WORK INSTRUCTIONS:
Filter the records below for the word "Pearson". Copy each line that holds it.

[Dataset rows about figures]

┏━━

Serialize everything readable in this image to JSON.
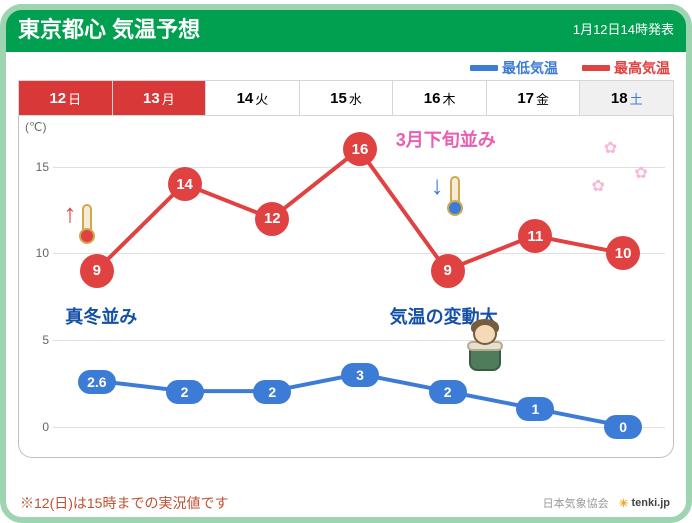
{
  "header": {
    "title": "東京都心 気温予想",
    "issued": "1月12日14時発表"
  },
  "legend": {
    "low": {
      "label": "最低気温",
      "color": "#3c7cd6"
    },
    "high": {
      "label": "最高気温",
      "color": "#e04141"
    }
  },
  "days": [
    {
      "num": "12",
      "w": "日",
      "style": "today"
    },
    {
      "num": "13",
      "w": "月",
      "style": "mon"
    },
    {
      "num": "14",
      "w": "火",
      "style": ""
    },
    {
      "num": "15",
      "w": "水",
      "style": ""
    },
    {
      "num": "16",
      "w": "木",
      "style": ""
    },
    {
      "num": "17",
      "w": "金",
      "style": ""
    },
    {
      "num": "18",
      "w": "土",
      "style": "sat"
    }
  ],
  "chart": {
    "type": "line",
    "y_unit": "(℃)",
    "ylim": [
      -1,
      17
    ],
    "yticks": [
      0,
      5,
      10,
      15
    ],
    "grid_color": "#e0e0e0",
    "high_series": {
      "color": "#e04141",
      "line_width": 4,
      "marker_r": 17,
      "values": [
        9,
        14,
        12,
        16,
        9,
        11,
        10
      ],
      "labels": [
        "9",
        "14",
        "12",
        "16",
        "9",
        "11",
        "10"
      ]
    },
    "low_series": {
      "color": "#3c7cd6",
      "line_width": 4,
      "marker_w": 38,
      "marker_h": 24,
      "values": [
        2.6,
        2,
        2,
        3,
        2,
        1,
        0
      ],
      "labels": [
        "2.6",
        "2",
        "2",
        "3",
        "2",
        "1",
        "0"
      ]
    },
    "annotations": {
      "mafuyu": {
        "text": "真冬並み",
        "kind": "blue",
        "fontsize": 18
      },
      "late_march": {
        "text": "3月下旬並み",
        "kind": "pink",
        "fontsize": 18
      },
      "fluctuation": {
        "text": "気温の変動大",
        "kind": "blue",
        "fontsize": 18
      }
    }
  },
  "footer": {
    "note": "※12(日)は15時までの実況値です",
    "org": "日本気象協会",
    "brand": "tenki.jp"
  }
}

┗━━
┏━━

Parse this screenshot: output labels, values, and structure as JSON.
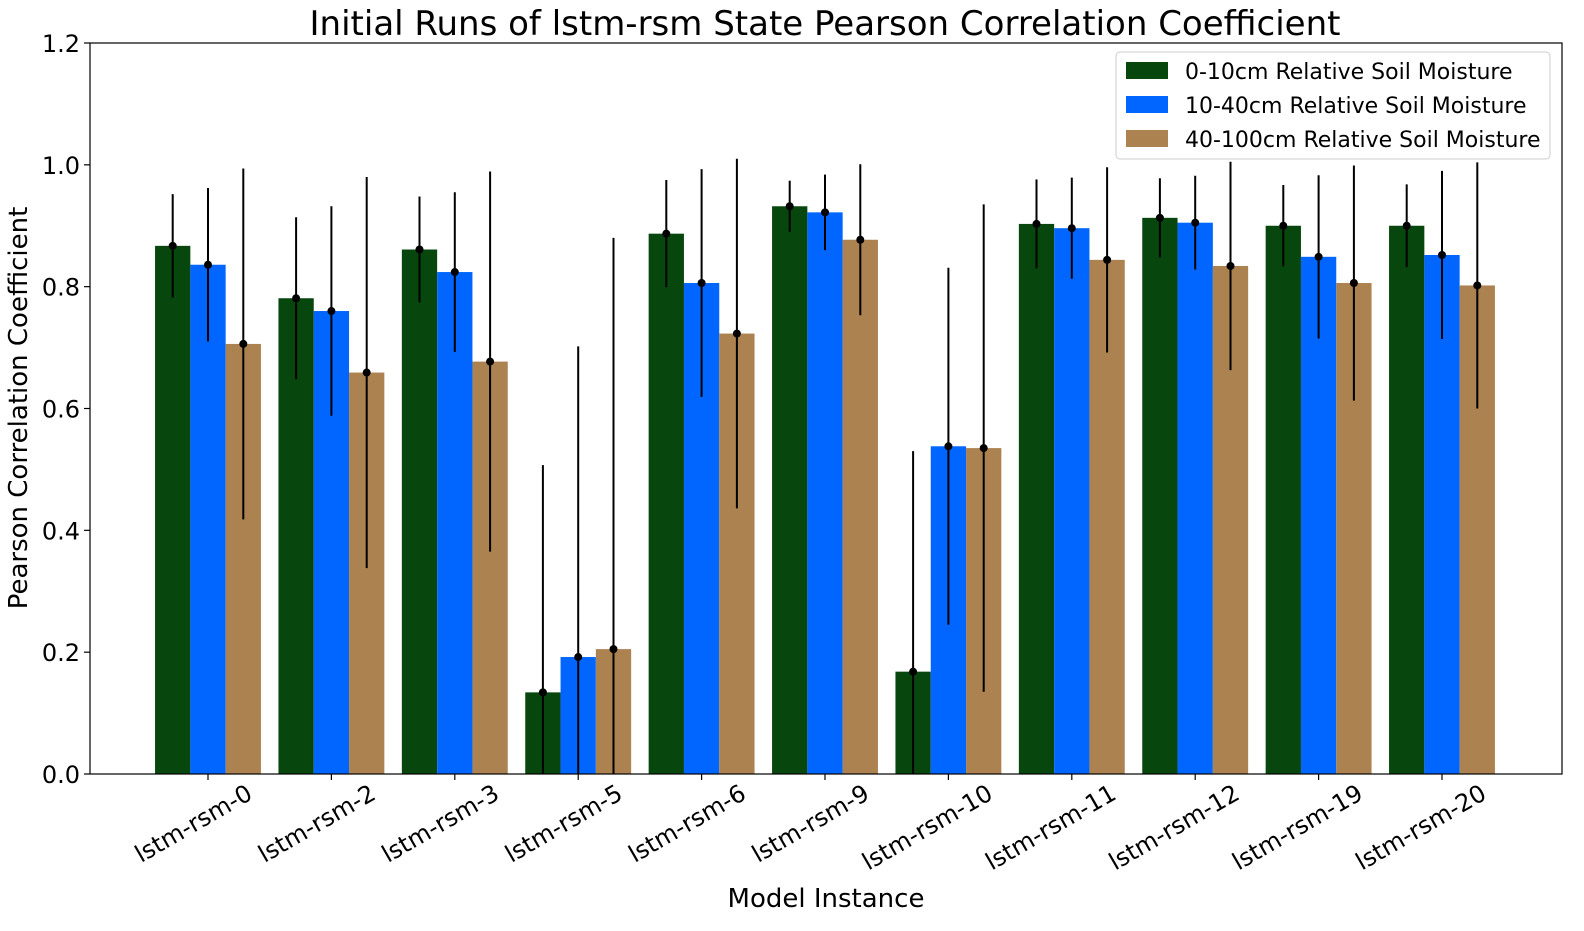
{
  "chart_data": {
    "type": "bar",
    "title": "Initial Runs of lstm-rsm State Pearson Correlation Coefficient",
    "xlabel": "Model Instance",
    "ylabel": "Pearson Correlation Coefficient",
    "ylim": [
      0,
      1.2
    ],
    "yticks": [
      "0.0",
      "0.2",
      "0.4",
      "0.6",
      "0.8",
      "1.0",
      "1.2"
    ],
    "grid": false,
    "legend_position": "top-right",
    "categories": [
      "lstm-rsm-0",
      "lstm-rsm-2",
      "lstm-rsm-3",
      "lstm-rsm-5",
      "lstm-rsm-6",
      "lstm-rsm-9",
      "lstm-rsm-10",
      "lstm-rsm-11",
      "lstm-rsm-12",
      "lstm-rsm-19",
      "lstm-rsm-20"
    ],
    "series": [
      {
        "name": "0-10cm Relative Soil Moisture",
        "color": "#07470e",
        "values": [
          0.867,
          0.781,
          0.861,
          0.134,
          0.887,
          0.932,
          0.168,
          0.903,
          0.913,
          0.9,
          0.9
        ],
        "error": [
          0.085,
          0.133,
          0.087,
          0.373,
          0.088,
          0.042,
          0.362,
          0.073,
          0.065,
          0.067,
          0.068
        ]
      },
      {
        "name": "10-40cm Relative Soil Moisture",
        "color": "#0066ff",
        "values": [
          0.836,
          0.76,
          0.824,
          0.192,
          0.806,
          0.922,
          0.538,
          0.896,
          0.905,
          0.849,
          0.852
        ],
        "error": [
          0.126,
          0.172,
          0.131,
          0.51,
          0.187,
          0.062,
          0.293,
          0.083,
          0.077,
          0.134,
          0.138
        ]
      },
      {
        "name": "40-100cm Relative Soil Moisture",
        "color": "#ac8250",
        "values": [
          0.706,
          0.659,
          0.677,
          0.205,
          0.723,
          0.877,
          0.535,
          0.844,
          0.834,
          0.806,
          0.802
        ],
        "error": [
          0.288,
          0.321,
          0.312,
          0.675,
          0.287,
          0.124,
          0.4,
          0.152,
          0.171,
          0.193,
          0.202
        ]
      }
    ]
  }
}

┗━━

RESULT OF THIS TASK:
    "title": "Initial Runs of lstm-rsm State Pearson Correlation Coefficient",
    "ylabel": "Pearson Correlation Coefficient",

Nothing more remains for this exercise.